((

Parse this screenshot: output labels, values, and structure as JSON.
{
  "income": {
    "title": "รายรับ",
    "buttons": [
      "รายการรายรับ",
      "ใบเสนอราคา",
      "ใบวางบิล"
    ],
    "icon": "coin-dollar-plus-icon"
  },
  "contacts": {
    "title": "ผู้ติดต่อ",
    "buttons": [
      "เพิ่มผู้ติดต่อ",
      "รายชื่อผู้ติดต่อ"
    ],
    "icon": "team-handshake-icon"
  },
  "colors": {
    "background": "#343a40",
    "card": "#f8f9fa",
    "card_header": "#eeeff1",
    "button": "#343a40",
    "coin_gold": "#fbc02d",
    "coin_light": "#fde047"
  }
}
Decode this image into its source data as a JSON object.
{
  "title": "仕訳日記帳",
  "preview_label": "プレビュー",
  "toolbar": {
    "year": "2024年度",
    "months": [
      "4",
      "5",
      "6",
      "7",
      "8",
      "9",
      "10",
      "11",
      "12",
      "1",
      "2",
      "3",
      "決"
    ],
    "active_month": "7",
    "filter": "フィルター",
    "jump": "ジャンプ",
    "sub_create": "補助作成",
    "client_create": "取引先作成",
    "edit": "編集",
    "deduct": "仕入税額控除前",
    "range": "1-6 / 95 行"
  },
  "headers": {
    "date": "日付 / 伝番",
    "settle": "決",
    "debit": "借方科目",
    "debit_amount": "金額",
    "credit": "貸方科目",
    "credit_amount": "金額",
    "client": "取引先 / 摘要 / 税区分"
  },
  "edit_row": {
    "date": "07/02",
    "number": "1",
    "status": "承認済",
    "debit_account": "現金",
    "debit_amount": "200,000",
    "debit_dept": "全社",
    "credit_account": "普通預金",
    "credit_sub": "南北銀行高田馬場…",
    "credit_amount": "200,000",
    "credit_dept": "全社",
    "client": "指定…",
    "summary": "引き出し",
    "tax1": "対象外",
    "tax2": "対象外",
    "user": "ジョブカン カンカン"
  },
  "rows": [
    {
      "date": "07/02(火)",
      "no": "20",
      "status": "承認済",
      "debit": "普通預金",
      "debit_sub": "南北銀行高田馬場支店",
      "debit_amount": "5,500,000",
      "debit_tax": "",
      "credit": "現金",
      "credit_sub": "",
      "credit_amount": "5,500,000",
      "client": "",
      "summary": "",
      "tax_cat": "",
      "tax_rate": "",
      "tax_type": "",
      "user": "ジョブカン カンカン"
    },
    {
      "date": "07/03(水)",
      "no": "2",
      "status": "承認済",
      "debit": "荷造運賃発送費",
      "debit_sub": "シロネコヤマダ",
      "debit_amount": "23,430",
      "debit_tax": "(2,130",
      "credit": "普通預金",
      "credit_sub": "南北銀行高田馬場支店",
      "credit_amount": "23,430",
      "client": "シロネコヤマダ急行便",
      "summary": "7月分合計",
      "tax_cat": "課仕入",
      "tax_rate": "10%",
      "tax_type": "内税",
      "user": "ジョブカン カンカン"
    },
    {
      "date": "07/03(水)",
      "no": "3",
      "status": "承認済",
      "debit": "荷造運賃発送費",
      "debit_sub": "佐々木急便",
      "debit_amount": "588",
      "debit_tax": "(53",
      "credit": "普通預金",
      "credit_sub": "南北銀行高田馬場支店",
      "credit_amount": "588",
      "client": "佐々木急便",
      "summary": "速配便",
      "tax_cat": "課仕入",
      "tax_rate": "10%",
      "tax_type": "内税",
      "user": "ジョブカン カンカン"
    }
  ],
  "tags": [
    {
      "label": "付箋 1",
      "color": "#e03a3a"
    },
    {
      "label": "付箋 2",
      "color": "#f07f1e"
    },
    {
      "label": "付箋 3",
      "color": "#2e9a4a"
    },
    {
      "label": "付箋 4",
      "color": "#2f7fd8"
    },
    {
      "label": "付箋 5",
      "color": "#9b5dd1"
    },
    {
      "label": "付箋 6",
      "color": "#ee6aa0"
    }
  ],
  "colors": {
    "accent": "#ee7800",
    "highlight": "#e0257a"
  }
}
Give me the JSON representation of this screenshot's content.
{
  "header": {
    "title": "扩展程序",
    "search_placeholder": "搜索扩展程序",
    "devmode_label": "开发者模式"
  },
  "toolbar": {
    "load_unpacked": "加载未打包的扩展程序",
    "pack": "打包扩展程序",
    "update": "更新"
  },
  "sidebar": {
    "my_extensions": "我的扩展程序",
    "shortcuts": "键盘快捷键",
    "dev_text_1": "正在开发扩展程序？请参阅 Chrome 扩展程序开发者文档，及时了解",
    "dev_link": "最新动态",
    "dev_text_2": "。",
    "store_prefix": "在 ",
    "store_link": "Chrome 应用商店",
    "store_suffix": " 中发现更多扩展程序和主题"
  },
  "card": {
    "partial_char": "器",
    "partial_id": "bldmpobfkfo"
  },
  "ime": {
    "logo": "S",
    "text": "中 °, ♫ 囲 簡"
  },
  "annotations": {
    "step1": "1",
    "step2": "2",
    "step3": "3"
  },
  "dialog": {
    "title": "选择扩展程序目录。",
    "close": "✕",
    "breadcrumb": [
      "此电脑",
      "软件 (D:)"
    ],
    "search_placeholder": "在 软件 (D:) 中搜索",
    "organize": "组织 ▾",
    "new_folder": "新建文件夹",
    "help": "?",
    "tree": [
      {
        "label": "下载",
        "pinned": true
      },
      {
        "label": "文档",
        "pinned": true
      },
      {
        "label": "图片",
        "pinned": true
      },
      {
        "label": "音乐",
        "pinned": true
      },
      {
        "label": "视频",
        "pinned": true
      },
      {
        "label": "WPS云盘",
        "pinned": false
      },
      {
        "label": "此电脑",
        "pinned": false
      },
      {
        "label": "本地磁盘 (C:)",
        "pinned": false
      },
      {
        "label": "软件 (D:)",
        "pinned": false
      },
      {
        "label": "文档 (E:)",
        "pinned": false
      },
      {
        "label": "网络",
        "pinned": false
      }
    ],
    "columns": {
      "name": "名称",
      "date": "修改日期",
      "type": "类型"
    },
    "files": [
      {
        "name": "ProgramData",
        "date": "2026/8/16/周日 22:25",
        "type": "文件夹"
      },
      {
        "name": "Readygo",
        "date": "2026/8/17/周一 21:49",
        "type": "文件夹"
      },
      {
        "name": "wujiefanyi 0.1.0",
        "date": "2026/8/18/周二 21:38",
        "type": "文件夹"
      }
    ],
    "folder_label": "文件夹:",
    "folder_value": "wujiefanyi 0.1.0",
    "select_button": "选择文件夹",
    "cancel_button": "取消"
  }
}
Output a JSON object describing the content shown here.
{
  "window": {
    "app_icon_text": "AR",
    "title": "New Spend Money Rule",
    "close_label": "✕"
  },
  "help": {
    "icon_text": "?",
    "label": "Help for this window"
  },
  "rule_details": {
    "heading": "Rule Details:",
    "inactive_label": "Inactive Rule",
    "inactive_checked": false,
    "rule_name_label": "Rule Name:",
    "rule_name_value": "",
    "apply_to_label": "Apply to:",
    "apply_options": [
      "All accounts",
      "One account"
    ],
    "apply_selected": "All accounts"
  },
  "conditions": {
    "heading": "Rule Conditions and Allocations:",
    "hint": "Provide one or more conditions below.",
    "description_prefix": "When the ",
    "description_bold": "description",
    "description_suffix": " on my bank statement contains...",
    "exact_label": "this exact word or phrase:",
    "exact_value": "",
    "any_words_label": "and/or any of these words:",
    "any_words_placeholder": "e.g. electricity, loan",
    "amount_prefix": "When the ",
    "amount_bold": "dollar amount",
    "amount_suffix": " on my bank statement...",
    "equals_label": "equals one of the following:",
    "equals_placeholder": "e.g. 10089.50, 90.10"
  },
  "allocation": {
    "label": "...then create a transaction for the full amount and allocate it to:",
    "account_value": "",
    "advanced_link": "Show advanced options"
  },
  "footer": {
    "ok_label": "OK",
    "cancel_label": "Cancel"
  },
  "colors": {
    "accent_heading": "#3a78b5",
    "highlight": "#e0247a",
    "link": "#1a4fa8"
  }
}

))

# Problem details:
The answer is one number: how many lines of the material above contain "普通預金".

# Correct response:
4